--- START OF RECORDS ---

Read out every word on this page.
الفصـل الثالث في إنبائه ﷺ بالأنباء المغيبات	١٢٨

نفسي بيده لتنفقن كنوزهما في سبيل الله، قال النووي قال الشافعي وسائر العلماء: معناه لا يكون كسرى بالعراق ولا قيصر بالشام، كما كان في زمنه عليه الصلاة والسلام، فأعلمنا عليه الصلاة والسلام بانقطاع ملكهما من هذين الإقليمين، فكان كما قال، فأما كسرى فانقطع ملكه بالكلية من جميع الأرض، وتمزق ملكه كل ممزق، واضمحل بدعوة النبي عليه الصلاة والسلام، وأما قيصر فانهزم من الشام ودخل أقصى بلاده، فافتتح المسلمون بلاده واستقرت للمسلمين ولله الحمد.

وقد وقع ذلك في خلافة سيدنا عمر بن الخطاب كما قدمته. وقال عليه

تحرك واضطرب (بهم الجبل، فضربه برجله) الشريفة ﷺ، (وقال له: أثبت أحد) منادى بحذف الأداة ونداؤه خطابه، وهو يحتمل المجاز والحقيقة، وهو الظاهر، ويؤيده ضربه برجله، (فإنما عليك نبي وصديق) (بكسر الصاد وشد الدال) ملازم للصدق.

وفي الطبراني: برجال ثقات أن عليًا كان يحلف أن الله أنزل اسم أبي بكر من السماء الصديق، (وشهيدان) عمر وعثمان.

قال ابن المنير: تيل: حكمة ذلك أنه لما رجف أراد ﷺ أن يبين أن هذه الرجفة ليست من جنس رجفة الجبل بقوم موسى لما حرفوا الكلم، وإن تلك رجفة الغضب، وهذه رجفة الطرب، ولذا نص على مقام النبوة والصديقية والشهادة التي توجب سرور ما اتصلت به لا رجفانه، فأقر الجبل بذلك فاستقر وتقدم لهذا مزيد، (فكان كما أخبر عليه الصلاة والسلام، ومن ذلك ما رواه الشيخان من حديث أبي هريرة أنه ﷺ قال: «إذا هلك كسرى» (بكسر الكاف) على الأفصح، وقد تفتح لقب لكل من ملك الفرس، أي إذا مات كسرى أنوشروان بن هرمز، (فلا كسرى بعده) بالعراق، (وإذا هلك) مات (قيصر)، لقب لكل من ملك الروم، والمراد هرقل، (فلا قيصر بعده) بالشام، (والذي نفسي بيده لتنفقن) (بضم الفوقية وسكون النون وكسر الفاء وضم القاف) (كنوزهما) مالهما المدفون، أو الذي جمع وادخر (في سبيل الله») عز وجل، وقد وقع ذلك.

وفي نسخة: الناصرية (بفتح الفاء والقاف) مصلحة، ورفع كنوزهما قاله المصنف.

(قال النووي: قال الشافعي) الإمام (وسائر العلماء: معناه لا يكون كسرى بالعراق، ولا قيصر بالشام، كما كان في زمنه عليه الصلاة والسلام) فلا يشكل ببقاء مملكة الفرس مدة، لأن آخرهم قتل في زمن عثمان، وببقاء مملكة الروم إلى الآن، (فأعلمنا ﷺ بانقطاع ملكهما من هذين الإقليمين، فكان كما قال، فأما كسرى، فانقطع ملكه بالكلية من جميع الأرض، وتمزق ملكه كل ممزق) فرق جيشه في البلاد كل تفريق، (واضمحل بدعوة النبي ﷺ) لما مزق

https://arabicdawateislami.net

--- END OF RECORDS ---

• **WHAT THIS TASK INVOLVES**:
How many lines in these entries contain the string "وقال"? State the number and nothing more.

• **RESULT FOR THIS TASK**:
2